(Instructions to follow) Which lines hold the string "福田体育公园"? Copy every one of them.

(Given information)
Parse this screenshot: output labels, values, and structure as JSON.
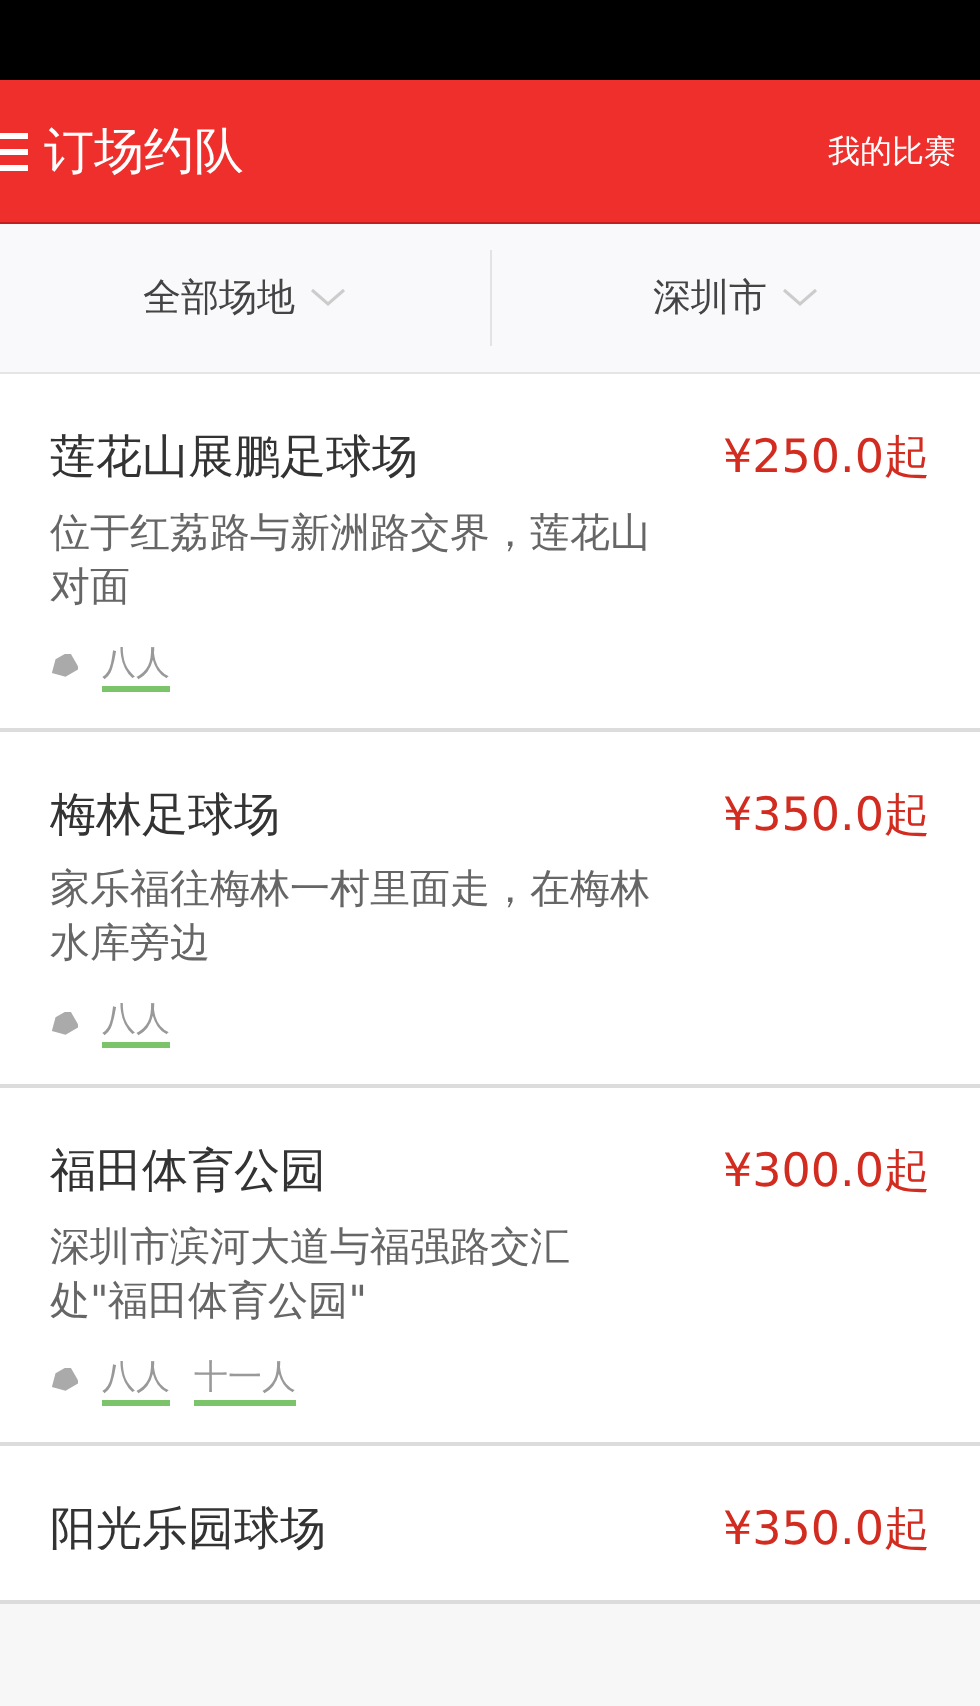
{
  "header": {
    "title": "订场约队",
    "action": "我的比赛"
  },
  "filters": [
    {
      "label": "全部场地"
    },
    {
      "label": "深圳市"
    }
  ],
  "venues": [
    {
      "name": "莲花山展鹏足球场",
      "price": "¥250.0起",
      "address": "位于红荔路与新洲路交界，莲花山对面",
      "tags": [
        "八人"
      ]
    },
    {
      "name": "梅林足球场",
      "price": "¥350.0起",
      "address": "家乐福往梅林一村里面走，在梅林水库旁边",
      "tags": [
        "八人"
      ]
    },
    {
      "name": "福田体育公园",
      "price": "¥300.0起",
      "address": "深圳市滨河大道与福强路交汇处\"福田体育公园\"",
      "tags": [
        "八人",
        "十一人"
      ]
    },
    {
      "name": "阳光乐园球场",
      "price": "¥350.0起"
    }
  ]
}
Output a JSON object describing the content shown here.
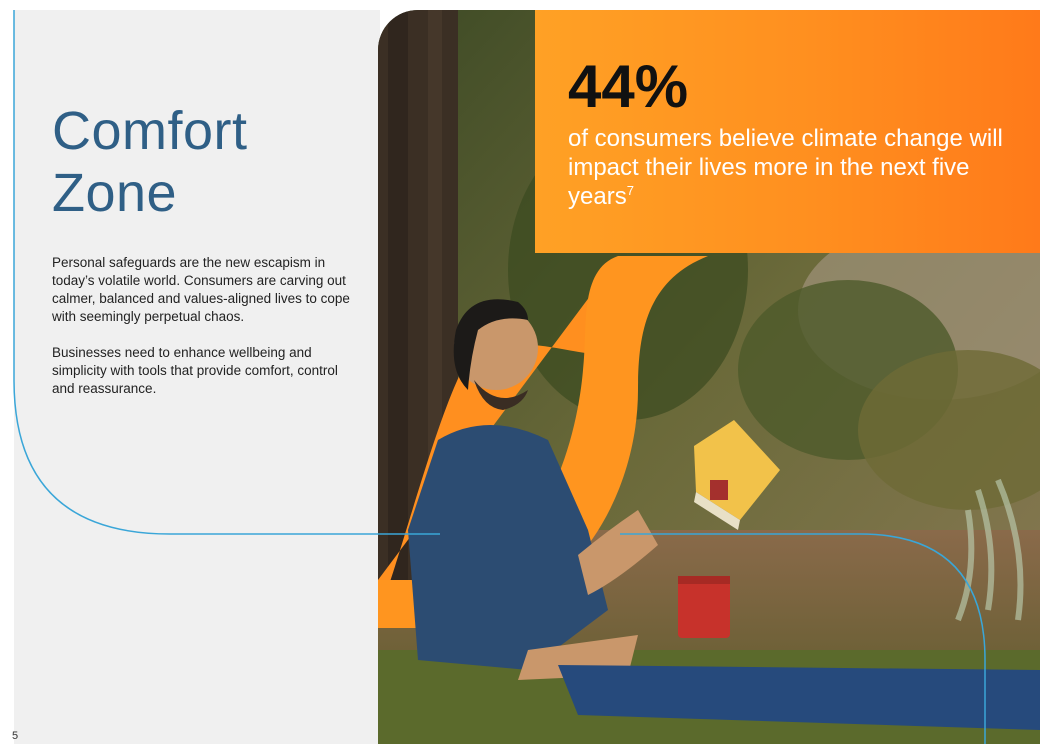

(Task result)
      "name": "福田体育公园",
      "address": "深圳市滨河大道与福强路交汇处\"福田体育公园\"",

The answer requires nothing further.